— start of Given records —

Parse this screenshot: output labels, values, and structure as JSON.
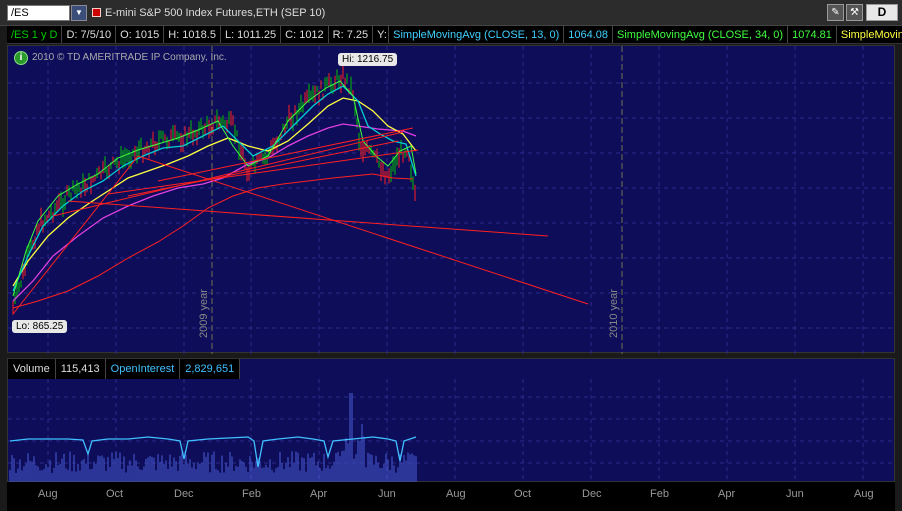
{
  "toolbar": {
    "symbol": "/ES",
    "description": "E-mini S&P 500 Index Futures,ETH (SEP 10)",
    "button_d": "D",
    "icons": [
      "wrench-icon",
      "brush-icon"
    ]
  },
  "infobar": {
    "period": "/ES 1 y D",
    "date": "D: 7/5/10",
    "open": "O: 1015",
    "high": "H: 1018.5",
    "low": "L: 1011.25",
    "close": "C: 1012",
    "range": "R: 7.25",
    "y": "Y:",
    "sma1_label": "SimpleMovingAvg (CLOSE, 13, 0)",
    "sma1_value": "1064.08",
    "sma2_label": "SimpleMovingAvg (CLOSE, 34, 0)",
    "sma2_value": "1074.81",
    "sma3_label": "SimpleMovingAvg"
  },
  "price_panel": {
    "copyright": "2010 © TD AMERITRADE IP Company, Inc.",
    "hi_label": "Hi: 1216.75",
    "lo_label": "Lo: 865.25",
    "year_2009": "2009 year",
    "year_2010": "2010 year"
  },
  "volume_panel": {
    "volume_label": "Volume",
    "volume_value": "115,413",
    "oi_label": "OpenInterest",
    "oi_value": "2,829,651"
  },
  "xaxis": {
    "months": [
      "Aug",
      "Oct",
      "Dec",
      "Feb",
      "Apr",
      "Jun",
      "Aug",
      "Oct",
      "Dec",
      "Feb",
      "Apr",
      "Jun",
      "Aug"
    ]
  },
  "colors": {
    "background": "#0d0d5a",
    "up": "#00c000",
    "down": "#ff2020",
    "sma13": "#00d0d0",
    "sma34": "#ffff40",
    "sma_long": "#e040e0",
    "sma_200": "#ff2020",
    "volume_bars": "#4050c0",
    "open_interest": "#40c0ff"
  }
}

— end of Given records —

▸ Task requirements
Copy each line containing the word "year" from the data.

▸ Worked solution
    "year_2009": "2009 year",
    "year_2010": "2010 year"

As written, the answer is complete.